Complete the following
• A. List every person the eye-disease article names.
• B. Change "award" to "grant" in the part of the eye-disease article starting with "Next-generation ophthalmoscope to" and going on through "Program Oculomics Initiative.", and give that part.

Document text
┌────────

Next-generation ophthalmoscope to spot signs of disease
Researchers are developing a next-generation ophthalmoscope capable of identifying a range of conditions such as Alzheimer's, sickle cell anaemia, and heart disease.

To this end, Stephen A. Burns, a professor at Indiana University’s School of Optometry, has been named a principal investigator on a three-year, $4.8m award from the US NIH Venture Program Oculomics Initiative.
“This research is about using the eye as a window on health,” Burns said in a statement. “We want to give health care providers the clearest view they can hope to get into the body, non-invasively.”
Additional researchers on the project include co-principal investigator Amani Fawzi of Northwestern University and co-investigators Alfredo Dubra of Stanford University and Toco Y. P. Chui of the New York Eye and Ear Infirmary of Mount Sinai Hospital.
Burns’ research on using the eye to detect disease goes back to the early 2000s, when he and colleagues at the IU School of Optometry pioneered applying adaptive optics scanning laser systems to the observation of the human eye.
Using the technology developed at the school, the ophthalmoscope in Burns’ lab can observe the back of the human eye at the resolution of two microns, which is a scale small enough to show the real-time movement of red blood cells inside the eye’s arteries and veins. To date, Burns has used the technology to identify biomarkers for diabetes and hypertension in the walls of the eye’s blood vessels.

└────────

Stored dataset items
┌────────

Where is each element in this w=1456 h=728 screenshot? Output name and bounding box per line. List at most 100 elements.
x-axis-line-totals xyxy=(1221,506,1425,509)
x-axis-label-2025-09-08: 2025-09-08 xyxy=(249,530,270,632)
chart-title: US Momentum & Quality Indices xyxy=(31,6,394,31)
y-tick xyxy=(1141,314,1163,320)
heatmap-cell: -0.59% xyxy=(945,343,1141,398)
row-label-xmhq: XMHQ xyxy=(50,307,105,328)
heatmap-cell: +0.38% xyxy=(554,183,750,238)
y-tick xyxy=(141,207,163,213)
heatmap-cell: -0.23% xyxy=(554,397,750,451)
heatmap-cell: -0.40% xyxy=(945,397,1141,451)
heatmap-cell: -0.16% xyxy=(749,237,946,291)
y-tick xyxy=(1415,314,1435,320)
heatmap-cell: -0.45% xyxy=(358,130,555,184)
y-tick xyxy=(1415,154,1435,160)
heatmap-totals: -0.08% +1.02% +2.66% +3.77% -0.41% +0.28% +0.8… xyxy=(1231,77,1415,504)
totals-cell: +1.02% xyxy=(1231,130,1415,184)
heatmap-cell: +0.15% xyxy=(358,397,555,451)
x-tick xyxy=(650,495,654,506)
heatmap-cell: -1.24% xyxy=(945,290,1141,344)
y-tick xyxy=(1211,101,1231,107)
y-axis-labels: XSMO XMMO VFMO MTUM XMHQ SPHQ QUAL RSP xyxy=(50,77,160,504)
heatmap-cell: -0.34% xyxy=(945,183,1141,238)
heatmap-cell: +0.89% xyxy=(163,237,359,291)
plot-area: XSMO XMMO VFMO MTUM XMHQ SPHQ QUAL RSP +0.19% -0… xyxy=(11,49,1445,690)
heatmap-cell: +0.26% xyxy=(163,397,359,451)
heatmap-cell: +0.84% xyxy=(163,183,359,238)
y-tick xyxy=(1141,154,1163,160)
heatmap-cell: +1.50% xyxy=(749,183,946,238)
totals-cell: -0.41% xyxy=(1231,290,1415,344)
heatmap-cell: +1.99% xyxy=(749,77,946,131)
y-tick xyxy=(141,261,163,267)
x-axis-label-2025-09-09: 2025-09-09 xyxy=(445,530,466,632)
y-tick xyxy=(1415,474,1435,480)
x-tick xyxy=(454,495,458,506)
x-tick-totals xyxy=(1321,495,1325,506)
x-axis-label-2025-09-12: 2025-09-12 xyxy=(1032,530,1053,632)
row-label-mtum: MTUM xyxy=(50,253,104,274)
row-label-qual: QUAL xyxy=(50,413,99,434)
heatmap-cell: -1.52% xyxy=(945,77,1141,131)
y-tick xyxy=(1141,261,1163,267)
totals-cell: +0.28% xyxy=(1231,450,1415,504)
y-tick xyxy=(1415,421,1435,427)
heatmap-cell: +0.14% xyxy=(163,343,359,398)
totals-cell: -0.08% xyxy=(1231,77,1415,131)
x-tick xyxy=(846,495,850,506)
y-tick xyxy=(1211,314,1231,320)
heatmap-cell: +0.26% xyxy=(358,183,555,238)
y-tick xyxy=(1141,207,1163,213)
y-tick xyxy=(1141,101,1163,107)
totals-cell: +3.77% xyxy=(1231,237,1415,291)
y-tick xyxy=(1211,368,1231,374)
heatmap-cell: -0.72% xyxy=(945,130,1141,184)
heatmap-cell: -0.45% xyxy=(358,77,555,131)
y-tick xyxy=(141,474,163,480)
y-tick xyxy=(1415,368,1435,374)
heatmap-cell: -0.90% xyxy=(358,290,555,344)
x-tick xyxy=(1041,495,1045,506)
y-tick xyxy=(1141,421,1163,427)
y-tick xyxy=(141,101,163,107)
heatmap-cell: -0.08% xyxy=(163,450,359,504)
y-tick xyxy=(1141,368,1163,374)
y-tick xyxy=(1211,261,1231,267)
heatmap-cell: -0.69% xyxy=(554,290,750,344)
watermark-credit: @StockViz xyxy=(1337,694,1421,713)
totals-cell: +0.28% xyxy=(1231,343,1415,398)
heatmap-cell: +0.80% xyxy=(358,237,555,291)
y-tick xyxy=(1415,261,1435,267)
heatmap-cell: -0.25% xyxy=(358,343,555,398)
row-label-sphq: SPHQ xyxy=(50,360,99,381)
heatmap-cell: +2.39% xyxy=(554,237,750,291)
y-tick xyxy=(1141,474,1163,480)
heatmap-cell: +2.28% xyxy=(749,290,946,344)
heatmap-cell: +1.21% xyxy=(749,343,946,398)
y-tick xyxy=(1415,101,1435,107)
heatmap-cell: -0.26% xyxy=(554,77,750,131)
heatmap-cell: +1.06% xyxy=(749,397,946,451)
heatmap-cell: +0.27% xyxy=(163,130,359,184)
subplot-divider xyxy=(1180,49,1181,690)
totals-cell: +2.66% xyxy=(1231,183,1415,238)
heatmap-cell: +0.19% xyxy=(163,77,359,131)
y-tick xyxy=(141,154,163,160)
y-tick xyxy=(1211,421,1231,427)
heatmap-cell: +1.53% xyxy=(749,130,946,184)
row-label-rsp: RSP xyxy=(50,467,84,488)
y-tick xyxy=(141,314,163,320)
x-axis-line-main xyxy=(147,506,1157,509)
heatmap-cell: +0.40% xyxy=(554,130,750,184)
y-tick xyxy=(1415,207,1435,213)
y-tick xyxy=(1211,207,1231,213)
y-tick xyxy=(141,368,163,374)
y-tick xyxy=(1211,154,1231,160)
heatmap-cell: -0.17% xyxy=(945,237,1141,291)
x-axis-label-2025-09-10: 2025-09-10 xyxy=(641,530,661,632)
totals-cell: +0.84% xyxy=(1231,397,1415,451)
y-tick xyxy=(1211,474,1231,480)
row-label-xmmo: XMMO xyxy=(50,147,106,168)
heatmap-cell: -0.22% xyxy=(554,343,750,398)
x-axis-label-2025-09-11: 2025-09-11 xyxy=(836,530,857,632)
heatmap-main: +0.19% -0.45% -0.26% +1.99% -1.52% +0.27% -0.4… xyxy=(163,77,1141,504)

└────────

Answers for the tasks
• A. Stephen A. Burns, Amani Fawzi, Alfredo Dubra, Toco Y. P. Chui

• B.
Next-generation ophthalmoscope to spot signs of disease
Researchers are developing a next-generation ophthalmoscope capable of identifying a range of conditions such as Alzheimer's, sickle cell anaemia, and heart disease.

To this end, Stephen A. Burns, a professor at Indiana University’s School of Optometry, has been named a principal investigator on a three-year, $4.8m grant from the US NIH Venture Program Oculomics Initiative.